Exercise:
Write out each of the items below word for word, keeping every line and character unchanged.

Extracted data entries
^^^^^^^^
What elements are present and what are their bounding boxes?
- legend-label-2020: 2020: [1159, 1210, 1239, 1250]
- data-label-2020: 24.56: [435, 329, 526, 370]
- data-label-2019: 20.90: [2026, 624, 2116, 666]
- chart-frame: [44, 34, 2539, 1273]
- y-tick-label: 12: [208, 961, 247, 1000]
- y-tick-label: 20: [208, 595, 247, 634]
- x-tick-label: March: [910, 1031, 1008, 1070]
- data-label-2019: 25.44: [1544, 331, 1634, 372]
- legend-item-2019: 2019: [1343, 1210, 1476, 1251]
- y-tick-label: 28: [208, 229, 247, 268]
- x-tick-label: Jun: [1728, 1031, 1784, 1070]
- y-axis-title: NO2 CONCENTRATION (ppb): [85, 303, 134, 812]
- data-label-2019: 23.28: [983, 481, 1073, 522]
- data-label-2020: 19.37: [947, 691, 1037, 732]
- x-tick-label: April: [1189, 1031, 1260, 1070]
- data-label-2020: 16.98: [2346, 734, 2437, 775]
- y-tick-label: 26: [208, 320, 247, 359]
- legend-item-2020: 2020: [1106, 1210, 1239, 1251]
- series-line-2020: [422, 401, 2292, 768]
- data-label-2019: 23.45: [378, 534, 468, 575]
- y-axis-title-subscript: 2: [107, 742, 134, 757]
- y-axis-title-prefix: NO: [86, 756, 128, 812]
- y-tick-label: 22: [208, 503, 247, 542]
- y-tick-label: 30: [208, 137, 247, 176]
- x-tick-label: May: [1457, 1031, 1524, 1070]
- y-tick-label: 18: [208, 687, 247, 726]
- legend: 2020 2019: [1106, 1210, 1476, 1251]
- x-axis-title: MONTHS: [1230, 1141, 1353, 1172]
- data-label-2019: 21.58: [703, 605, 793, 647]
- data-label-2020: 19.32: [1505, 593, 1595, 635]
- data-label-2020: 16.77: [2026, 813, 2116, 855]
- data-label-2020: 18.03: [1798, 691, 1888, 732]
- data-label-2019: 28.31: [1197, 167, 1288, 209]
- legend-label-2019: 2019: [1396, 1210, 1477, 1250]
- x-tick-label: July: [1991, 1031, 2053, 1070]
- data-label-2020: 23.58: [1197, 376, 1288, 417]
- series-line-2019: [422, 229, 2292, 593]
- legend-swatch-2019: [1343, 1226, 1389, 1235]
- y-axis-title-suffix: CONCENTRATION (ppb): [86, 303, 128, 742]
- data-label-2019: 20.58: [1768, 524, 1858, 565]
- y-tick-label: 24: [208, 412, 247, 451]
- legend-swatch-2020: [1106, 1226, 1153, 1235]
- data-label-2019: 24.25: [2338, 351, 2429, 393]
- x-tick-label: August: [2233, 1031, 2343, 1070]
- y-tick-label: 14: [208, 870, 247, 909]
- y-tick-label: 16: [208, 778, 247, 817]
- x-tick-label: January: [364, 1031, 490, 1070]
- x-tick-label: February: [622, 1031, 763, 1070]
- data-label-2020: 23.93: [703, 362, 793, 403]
^^^^^^^^
Output of the exercise:
What elements are present and what are their bounding boxes?
- legend-label-2020: 2020: [1159, 1210, 1239, 1250]
- data-label-2020: 24.56: [435, 329, 526, 370]
- data-label-2019: 20.90: [2026, 624, 2116, 666]
- chart-frame: [44, 34, 2539, 1273]
- y-tick-label: 12: [208, 961, 247, 1000]
- y-tick-label: 20: [208, 595, 247, 634]
- x-tick-label: March: [910, 1031, 1008, 1070]
- data-label-2019: 25.44: [1544, 331, 1634, 372]
- legend-item-2019: 2019: [1343, 1210, 1476, 1251]
- y-tick-label: 28: [208, 229, 247, 268]
- x-tick-label: Jun: [1728, 1031, 1784, 1070]
- y-axis-title: NO2 CONCENTRATION (ppb): [85, 303, 134, 812]
- data-label-2019: 23.28: [983, 481, 1073, 522]
- data-label-2020: 19.37: [947, 691, 1037, 732]
- x-tick-label: April: [1189, 1031, 1260, 1070]
- data-label-2020: 16.98: [2346, 734, 2437, 775]
- y-tick-label: 26: [208, 320, 247, 359]
- legend-item-2020: 2020: [1106, 1210, 1239, 1251]
- series-line-2020: [422, 401, 2292, 768]
- data-label-2019: 23.45: [378, 534, 468, 575]
- y-axis-title-subscript: 2: [107, 742, 134, 757]
- y-axis-title-prefix: NO: [86, 756, 128, 812]
- y-tick-label: 22: [208, 503, 247, 542]
- y-tick-label: 30: [208, 137, 247, 176]
- x-tick-label: May: [1457, 1031, 1524, 1070]
- y-tick-label: 18: [208, 687, 247, 726]
- legend: 2020 2019: [1106, 1210, 1476, 1251]
- x-axis-title: MONTHS: [1230, 1141, 1353, 1172]
- data-label-2019: 21.58: [703, 605, 793, 647]
- data-label-2020: 19.32: [1505, 593, 1595, 635]
- data-label-2020: 16.77: [2026, 813, 2116, 855]
- data-label-2020: 18.03: [1798, 691, 1888, 732]
- data-label-2019: 28.31: [1197, 167, 1288, 209]
- legend-label-2019: 2019: [1396, 1210, 1477, 1250]
- x-tick-label: July: [1991, 1031, 2053, 1070]
- data-label-2020: 23.58: [1197, 376, 1288, 417]
- series-line-2019: [422, 229, 2292, 593]
- legend-swatch-2019: [1343, 1226, 1389, 1235]
- y-axis-title-suffix: CONCENTRATION (ppb): [86, 303, 128, 742]
- data-label-2019: 20.58: [1768, 524, 1858, 565]
- y-tick-label: 24: [208, 412, 247, 451]
- legend-swatch-2020: [1106, 1226, 1153, 1235]
- data-label-2019: 24.25: [2338, 351, 2429, 393]
- x-tick-label: August: [2233, 1031, 2343, 1070]
- y-tick-label: 14: [208, 870, 247, 909]
- y-tick-label: 16: [208, 778, 247, 817]
- x-tick-label: January: [364, 1031, 490, 1070]
- x-tick-label: February: [622, 1031, 763, 1070]
- data-label-2020: 23.93: [703, 362, 793, 403]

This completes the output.